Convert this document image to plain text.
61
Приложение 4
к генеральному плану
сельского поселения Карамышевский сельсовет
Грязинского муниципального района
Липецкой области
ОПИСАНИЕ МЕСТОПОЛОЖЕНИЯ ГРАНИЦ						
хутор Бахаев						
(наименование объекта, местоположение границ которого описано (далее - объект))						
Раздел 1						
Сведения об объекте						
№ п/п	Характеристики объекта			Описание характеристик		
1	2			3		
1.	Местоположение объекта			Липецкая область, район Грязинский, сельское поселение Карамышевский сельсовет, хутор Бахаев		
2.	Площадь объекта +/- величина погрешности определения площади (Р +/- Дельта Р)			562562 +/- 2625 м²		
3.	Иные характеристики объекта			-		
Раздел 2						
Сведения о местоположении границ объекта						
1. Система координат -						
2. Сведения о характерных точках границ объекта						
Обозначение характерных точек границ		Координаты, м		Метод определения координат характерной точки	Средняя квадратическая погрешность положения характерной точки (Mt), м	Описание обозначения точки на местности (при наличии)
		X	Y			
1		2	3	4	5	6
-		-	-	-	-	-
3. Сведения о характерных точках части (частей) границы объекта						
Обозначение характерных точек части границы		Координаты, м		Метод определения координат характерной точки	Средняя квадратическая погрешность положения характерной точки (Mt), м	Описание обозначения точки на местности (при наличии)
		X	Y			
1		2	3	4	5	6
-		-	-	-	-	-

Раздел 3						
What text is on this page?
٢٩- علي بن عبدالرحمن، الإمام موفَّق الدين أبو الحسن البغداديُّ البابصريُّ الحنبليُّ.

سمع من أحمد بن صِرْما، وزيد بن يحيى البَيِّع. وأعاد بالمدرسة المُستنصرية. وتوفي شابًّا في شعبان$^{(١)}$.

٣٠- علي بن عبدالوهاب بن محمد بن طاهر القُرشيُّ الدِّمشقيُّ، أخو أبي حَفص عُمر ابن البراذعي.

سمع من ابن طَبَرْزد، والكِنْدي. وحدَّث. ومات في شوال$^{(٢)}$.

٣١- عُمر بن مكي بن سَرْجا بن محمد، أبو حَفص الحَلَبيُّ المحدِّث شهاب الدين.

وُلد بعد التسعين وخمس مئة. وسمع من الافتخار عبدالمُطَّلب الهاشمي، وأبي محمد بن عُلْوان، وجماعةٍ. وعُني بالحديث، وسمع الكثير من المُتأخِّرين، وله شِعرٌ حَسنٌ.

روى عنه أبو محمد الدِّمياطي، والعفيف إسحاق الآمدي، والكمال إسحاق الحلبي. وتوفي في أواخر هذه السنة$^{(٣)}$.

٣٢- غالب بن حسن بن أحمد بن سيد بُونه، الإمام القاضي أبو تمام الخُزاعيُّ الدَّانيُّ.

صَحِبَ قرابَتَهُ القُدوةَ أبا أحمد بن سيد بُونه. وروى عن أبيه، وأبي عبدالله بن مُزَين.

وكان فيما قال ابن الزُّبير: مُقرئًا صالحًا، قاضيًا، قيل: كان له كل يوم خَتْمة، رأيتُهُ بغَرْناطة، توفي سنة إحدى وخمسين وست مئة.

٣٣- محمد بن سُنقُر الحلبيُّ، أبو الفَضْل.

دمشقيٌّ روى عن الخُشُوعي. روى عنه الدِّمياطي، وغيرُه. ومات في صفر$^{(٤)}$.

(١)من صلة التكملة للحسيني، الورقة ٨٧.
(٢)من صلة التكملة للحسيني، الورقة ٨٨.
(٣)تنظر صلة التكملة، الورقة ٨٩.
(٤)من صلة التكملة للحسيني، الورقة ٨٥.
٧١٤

++++++++++

→ EXERCISE: Identify and copy all lines with the word "определения".

→ THE COMPLETED TASK:
2.	Площадь объекта +/- величина погрешности определения площади (Р +/- Дельта Р)			562562 +/- 2625 м²		
Обозначение характерных точек границ		Координаты, м		Метод определения координат характерной точки	Средняя квадратическая погрешность положения характерной точки (Mt), м	Описание обозначения точки на местности (при наличии)
Обозначение характерных точек части границы		Координаты, м		Метод определения координат характерной точки	Средняя квадратическая погрешность положения характерной точки (Mt), м	Описание обозначения точки на местности (при наличии)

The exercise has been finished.